[Data items]

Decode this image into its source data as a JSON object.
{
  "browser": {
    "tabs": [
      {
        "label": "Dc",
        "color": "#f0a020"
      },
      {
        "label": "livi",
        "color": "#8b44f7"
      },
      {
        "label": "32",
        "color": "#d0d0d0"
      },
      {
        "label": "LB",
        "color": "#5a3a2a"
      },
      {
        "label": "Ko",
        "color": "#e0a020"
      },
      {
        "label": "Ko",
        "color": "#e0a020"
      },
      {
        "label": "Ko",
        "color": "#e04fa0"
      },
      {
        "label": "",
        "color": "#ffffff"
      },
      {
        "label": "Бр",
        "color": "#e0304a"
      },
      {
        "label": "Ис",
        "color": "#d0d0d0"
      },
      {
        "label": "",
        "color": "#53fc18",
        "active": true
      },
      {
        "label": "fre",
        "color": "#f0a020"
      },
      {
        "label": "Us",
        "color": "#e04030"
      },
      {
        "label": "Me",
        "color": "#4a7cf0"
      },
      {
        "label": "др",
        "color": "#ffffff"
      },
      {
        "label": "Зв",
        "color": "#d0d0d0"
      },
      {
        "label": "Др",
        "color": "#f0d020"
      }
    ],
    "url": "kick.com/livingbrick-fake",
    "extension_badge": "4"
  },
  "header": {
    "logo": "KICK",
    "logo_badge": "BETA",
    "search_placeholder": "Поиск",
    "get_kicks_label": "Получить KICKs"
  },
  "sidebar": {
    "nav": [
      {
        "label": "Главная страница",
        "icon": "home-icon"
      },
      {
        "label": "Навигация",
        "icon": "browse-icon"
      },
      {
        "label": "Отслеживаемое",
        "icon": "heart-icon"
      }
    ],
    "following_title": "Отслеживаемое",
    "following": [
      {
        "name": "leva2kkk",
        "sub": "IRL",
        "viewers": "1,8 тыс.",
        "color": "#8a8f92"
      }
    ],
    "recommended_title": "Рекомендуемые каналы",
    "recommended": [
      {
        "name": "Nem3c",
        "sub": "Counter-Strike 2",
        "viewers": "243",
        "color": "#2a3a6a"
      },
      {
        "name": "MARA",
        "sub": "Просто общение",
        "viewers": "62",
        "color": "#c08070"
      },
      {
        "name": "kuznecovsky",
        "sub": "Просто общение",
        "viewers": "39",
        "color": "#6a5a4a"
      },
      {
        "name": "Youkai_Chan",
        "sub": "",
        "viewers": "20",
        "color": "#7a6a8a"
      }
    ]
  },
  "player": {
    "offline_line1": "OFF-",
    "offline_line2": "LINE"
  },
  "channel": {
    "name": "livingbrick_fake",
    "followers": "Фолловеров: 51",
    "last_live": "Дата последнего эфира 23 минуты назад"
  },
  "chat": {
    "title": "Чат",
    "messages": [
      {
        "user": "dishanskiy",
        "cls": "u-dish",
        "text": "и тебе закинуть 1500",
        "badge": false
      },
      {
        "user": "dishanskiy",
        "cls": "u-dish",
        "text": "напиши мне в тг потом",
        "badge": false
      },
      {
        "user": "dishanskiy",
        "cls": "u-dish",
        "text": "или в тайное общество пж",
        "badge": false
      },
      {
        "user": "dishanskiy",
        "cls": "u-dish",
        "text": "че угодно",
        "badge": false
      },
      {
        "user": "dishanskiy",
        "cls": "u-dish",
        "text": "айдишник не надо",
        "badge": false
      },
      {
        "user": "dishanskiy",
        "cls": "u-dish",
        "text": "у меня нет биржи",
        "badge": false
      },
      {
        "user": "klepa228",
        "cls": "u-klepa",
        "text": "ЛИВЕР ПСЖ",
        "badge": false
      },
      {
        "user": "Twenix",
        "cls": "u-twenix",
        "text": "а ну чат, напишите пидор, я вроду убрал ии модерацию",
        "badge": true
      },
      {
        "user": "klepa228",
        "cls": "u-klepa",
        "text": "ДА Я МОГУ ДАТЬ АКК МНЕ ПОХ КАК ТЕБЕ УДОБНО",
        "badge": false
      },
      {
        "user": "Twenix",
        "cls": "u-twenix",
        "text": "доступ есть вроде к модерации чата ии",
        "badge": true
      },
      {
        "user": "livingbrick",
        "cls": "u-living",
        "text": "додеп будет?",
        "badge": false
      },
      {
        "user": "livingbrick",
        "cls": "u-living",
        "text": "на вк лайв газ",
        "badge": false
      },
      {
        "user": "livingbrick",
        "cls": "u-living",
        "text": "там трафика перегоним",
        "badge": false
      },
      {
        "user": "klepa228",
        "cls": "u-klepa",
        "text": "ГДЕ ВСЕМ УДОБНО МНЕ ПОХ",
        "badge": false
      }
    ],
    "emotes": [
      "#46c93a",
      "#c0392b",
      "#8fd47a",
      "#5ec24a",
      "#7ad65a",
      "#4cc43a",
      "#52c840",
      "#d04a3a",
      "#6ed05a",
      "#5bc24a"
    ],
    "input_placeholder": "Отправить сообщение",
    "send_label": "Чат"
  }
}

_Written task_. Return the listing above in its exact form.

_Reply to the exercise_.
Decode this image into its source data as a JSON object.
{
  "browser": {
    "tabs": [
      {
        "label": "Dc",
        "color": "#f0a020"
      },
      {
        "label": "livi",
        "color": "#8b44f7"
      },
      {
        "label": "32",
        "color": "#d0d0d0"
      },
      {
        "label": "LB",
        "color": "#5a3a2a"
      },
      {
        "label": "Ko",
        "color": "#e0a020"
      },
      {
        "label": "Ko",
        "color": "#e0a020"
      },
      {
        "label": "Ko",
        "color": "#e04fa0"
      },
      {
        "label": "",
        "color": "#ffffff"
      },
      {
        "label": "Бр",
        "color": "#e0304a"
      },
      {
        "label": "Ис",
        "color": "#d0d0d0"
      },
      {
        "label": "",
        "color": "#53fc18",
        "active": true
      },
      {
        "label": "fre",
        "color": "#f0a020"
      },
      {
        "label": "Us",
        "color": "#e04030"
      },
      {
        "label": "Me",
        "color": "#4a7cf0"
      },
      {
        "label": "др",
        "color": "#ffffff"
      },
      {
        "label": "Зв",
        "color": "#d0d0d0"
      },
      {
        "label": "Др",
        "color": "#f0d020"
      }
    ],
    "url": "kick.com/livingbrick-fake",
    "extension_badge": "4"
  },
  "header": {
    "logo": "KICK",
    "logo_badge": "BETA",
    "search_placeholder": "Поиск",
    "get_kicks_label": "Получить KICKs"
  },
  "sidebar": {
    "nav": [
      {
        "label": "Главная страница",
        "icon": "home-icon"
      },
      {
        "label": "Навигация",
        "icon": "browse-icon"
      },
      {
        "label": "Отслеживаемое",
        "icon": "heart-icon"
      }
    ],
    "following_title": "Отслеживаемое",
    "following": [
      {
        "name": "leva2kkk",
        "sub": "IRL",
        "viewers": "1,8 тыс.",
        "color": "#8a8f92"
      }
    ],
    "recommended_title": "Рекомендуемые каналы",
    "recommended": [
      {
        "name": "Nem3c",
        "sub": "Counter-Strike 2",
        "viewers": "243",
        "color": "#2a3a6a"
      },
      {
        "name": "MARA",
        "sub": "Просто общение",
        "viewers": "62",
        "color": "#c08070"
      },
      {
        "name": "kuznecovsky",
        "sub": "Просто общение",
        "viewers": "39",
        "color": "#6a5a4a"
      },
      {
        "name": "Youkai_Chan",
        "sub": "",
        "viewers": "20",
        "color": "#7a6a8a"
      }
    ]
  },
  "player": {
    "offline_line1": "OFF-",
    "offline_line2": "LINE"
  },
  "channel": {
    "name": "livingbrick_fake",
    "followers": "Фолловеров: 51",
    "last_live": "Дата последнего эфира 23 минуты назад"
  },
  "chat": {
    "title": "Чат",
    "messages": [
      {
        "user": "dishanskiy",
        "cls": "u-dish",
        "text": "и тебе закинуть 1500",
        "badge": false
      },
      {
        "user": "dishanskiy",
        "cls": "u-dish",
        "text": "напиши мне в тг потом",
        "badge": false
      },
      {
        "user": "dishanskiy",
        "cls": "u-dish",
        "text": "или в тайное общество пж",
        "badge": false
      },
      {
        "user": "dishanskiy",
        "cls": "u-dish",
        "text": "че угодно",
        "badge": false
      },
      {
        "user": "dishanskiy",
        "cls": "u-dish",
        "text": "айдишник не надо",
        "badge": false
      },
      {
        "user": "dishanskiy",
        "cls": "u-dish",
        "text": "у меня нет биржи",
        "badge": false
      },
      {
        "user": "klepa228",
        "cls": "u-klepa",
        "text": "ЛИВЕР ПСЖ",
        "badge": false
      },
      {
        "user": "Twenix",
        "cls": "u-twenix",
        "text": "а ну чат, напишите пидор, я вроду убрал ии модерацию",
        "badge": true
      },
      {
        "user": "klepa228",
        "cls": "u-klepa",
        "text": "ДА Я МОГУ ДАТЬ АКК МНЕ ПОХ КАК ТЕБЕ УДОБНО",
        "badge": false
      },
      {
        "user": "Twenix",
        "cls": "u-twenix",
        "text": "доступ есть вроде к модерации чата ии",
        "badge": true
      },
      {
        "user": "livingbrick",
        "cls": "u-living",
        "text": "додеп будет?",
        "badge": false
      },
      {
        "user": "livingbrick",
        "cls": "u-living",
        "text": "на вк лайв газ",
        "badge": false
      },
      {
        "user": "livingbrick",
        "cls": "u-living",
        "text": "там трафика перегоним",
        "badge": false
      },
      {
        "user": "klepa228",
        "cls": "u-klepa",
        "text": "ГДЕ ВСЕМ УДОБНО МНЕ ПОХ",
        "badge": false
      }
    ],
    "emotes": [
      "#46c93a",
      "#c0392b",
      "#8fd47a",
      "#5ec24a",
      "#7ad65a",
      "#4cc43a",
      "#52c840",
      "#d04a3a",
      "#6ed05a",
      "#5bc24a"
    ],
    "input_placeholder": "Отправить сообщение",
    "send_label": "Чат"
  }
}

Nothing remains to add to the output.